══ DATA EXCERPTS
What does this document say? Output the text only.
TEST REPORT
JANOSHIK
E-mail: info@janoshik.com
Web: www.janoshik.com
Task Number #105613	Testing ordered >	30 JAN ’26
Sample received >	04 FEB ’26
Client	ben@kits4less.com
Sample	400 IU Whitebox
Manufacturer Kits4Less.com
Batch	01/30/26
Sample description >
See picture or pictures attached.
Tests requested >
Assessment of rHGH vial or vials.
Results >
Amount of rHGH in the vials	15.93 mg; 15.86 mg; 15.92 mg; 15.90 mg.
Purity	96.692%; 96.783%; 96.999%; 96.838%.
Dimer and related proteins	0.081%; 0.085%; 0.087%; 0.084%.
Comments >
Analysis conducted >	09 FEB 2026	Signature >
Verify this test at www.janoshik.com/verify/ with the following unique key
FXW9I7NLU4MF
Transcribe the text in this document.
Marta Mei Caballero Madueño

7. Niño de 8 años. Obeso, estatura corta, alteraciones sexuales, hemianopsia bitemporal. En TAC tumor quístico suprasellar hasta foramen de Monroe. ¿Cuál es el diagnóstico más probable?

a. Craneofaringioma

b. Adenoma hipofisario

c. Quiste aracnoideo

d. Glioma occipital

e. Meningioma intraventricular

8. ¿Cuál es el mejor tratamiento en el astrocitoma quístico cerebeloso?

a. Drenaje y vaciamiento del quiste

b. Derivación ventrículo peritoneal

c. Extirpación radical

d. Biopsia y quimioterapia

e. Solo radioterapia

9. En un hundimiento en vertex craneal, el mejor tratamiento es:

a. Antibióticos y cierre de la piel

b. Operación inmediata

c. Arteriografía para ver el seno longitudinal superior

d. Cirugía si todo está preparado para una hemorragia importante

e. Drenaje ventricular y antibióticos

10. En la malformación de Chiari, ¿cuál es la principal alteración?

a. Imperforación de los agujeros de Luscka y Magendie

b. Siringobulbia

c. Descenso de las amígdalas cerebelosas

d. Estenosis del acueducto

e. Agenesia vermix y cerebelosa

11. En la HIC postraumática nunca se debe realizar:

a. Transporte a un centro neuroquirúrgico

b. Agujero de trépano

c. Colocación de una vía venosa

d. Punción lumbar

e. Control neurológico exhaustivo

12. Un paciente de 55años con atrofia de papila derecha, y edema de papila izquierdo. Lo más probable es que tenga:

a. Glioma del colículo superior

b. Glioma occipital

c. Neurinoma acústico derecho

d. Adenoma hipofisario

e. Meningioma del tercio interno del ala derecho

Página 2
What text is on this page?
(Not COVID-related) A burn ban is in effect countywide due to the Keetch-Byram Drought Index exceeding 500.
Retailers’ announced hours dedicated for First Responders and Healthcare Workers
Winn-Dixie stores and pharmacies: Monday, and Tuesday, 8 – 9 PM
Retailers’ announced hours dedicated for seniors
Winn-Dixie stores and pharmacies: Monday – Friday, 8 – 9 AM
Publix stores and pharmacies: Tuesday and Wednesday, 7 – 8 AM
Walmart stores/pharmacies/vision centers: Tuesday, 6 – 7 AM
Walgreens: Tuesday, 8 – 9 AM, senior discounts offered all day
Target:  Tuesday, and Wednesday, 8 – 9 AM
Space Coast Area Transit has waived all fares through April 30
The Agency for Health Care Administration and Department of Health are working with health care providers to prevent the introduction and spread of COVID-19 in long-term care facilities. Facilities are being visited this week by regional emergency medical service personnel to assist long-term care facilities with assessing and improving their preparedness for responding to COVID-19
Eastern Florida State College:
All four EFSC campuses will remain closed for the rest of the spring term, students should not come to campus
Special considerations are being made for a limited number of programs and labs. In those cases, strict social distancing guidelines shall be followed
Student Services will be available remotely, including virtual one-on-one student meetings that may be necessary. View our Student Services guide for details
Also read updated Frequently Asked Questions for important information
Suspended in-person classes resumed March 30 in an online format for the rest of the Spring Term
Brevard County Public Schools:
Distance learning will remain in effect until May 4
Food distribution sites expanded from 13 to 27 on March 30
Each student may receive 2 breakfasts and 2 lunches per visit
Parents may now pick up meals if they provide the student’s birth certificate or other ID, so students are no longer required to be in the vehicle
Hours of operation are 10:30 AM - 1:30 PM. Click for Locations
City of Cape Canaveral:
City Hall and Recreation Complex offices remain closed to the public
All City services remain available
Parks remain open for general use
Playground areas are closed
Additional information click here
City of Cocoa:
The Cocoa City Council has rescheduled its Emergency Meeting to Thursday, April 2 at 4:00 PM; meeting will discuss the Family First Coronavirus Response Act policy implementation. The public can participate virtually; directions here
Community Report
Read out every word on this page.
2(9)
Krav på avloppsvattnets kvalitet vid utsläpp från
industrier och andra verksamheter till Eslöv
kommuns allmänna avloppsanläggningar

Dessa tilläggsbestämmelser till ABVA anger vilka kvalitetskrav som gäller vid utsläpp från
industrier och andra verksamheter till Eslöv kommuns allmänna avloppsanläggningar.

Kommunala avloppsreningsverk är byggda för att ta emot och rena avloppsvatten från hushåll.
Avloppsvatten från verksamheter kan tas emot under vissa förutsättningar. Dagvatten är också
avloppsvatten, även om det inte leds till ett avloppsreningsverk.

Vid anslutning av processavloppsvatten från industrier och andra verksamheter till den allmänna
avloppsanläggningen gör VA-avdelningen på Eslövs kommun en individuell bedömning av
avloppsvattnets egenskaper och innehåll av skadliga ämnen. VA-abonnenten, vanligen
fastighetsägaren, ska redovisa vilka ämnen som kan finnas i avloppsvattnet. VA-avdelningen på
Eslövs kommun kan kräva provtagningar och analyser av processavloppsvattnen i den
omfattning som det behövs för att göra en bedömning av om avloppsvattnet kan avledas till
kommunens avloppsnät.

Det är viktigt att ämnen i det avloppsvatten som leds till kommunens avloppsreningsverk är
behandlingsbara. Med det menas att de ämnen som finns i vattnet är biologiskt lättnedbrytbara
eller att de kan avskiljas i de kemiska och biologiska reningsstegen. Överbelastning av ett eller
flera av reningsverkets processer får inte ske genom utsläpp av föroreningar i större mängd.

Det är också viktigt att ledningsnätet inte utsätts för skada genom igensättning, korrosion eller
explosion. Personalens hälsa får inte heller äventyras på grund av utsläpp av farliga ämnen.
════
* [EXERCISE]
The complete listing must be reproduced exactly as written.

* [WRITTEN RESPONSE]
What does this document say? Output the text only.
TEST REPORT
JANOSHIK
E-mail: info@janoshik.com
Web: www.janoshik.com
Task Number #105613	Testing ordered >	30 JAN ’26
Sample received >	04 FEB ’26
Client	ben@kits4less.com
Sample	400 IU Whitebox
Manufacturer Kits4Less.com
Batch	01/30/26
Sample description >
See picture or pictures attached.
Tests requested >
Assessment of rHGH vial or vials.
Results >
Amount of rHGH in the vials	15.93 mg; 15.86 mg; 15.92 mg; 15.90 mg.
Purity	96.692%; 96.783%; 96.999%; 96.838%.
Dimer and related proteins	0.081%; 0.085%; 0.087%; 0.084%.
Comments >
Analysis conducted >	09 FEB 2026	Signature >
Verify this test at www.janoshik.com/verify/ with the following unique key
FXW9I7NLU4MF
Transcribe the text in this document.
Marta Mei Caballero Madueño

7. Niño de 8 años. Obeso, estatura corta, alteraciones sexuales, hemianopsia bitemporal. En TAC tumor quístico suprasellar hasta foramen de Monroe. ¿Cuál es el diagnóstico más probable?

a. Craneofaringioma

b. Adenoma hipofisario

c. Quiste aracnoideo

d. Glioma occipital

e. Meningioma intraventricular

8. ¿Cuál es el mejor tratamiento en el astrocitoma quístico cerebeloso?

a. Drenaje y vaciamiento del quiste

b. Derivación ventrículo peritoneal

c. Extirpación radical

d. Biopsia y quimioterapia

e. Solo radioterapia

9. En un hundimiento en vertex craneal, el mejor tratamiento es:

a. Antibióticos y cierre de la piel

b. Operación inmediata

c. Arteriografía para ver el seno longitudinal superior

d. Cirugía si todo está preparado para una hemorragia importante

e. Drenaje ventricular y antibióticos

10. En la malformación de Chiari, ¿cuál es la principal alteración?

a. Imperforación de los agujeros de Luscka y Magendie

b. Siringobulbia

c. Descenso de las amígdalas cerebelosas

d. Estenosis del acueducto

e. Agenesia vermix y cerebelosa

11. En la HIC postraumática nunca se debe realizar:

a. Transporte a un centro neuroquirúrgico

b. Agujero de trépano

c. Colocación de una vía venosa

d. Punción lumbar

e. Control neurológico exhaustivo

12. Un paciente de 55años con atrofia de papila derecha, y edema de papila izquierdo. Lo más probable es que tenga:

a. Glioma del colículo superior

b. Glioma occipital

c. Neurinoma acústico derecho

d. Adenoma hipofisario

e. Meningioma del tercio interno del ala derecho

Página 2
What text is on this page?
(Not COVID-related) A burn ban is in effect countywide due to the Keetch-Byram Drought Index exceeding 500.
Retailers’ announced hours dedicated for First Responders and Healthcare Workers
Winn-Dixie stores and pharmacies: Monday, and Tuesday, 8 – 9 PM
Retailers’ announced hours dedicated for seniors
Winn-Dixie stores and pharmacies: Monday – Friday, 8 – 9 AM
Publix stores and pharmacies: Tuesday and Wednesday, 7 – 8 AM
Walmart stores/pharmacies/vision centers: Tuesday, 6 – 7 AM
Walgreens: Tuesday, 8 – 9 AM, senior discounts offered all day
Target:  Tuesday, and Wednesday, 8 – 9 AM
Space Coast Area Transit has waived all fares through April 30
The Agency for Health Care Administration and Department of Health are working with health care providers to prevent the introduction and spread of COVID-19 in long-term care facilities. Facilities are being visited this week by regional emergency medical service personnel to assist long-term care facilities with assessing and improving their preparedness for responding to COVID-19
Eastern Florida State College:
All four EFSC campuses will remain closed for the rest of the spring term, students should not come to campus
Special considerations are being made for a limited number of programs and labs. In those cases, strict social distancing guidelines shall be followed
Student Services will be available remotely, including virtual one-on-one student meetings that may be necessary. View our Student Services guide for details
Also read updated Frequently Asked Questions for important information
Suspended in-person classes resumed March 30 in an online format for the rest of the Spring Term
Brevard County Public Schools:
Distance learning will remain in effect until May 4
Food distribution sites expanded from 13 to 27 on March 30
Each student may receive 2 breakfasts and 2 lunches per visit
Parents may now pick up meals if they provide the student’s birth certificate or other ID, so students are no longer required to be in the vehicle
Hours of operation are 10:30 AM - 1:30 PM. Click for Locations
City of Cape Canaveral:
City Hall and Recreation Complex offices remain closed to the public
All City services remain available
Parks remain open for general use
Playground areas are closed
Additional information click here
City of Cocoa:
The Cocoa City Council has rescheduled its Emergency Meeting to Thursday, April 2 at 4:00 PM; meeting will discuss the Family First Coronavirus Response Act policy implementation. The public can participate virtually; directions here
Community Report
Read out every word on this page.
2(9)
Krav på avloppsvattnets kvalitet vid utsläpp från
industrier och andra verksamheter till Eslöv
kommuns allmänna avloppsanläggningar

Dessa tilläggsbestämmelser till ABVA anger vilka kvalitetskrav som gäller vid utsläpp från
industrier och andra verksamheter till Eslöv kommuns allmänna avloppsanläggningar.

Kommunala avloppsreningsverk är byggda för att ta emot och rena avloppsvatten från hushåll.
Avloppsvatten från verksamheter kan tas emot under vissa förutsättningar. Dagvatten är också
avloppsvatten, även om det inte leds till ett avloppsreningsverk.

Vid anslutning av processavloppsvatten från industrier och andra verksamheter till den allmänna
avloppsanläggningen gör VA-avdelningen på Eslövs kommun en individuell bedömning av
avloppsvattnets egenskaper och innehåll av skadliga ämnen. VA-abonnenten, vanligen
fastighetsägaren, ska redovisa vilka ämnen som kan finnas i avloppsvattnet. VA-avdelningen på
Eslövs kommun kan kräva provtagningar och analyser av processavloppsvattnen i den
omfattning som det behövs för att göra en bedömning av om avloppsvattnet kan avledas till
kommunens avloppsnät.

Det är viktigt att ämnen i det avloppsvatten som leds till kommunens avloppsreningsverk är
behandlingsbara. Med det menas att de ämnen som finns i vattnet är biologiskt lättnedbrytbara
eller att de kan avskiljas i de kemiska och biologiska reningsstegen. Överbelastning av ett eller
flera av reningsverkets processer får inte ske genom utsläpp av föroreningar i större mängd.

Det är också viktigt att ledningsnätet inte utsätts för skada genom igensättning, korrosion eller
explosion. Personalens hälsa får inte heller äventyras på grund av utsläpp av farliga ämnen.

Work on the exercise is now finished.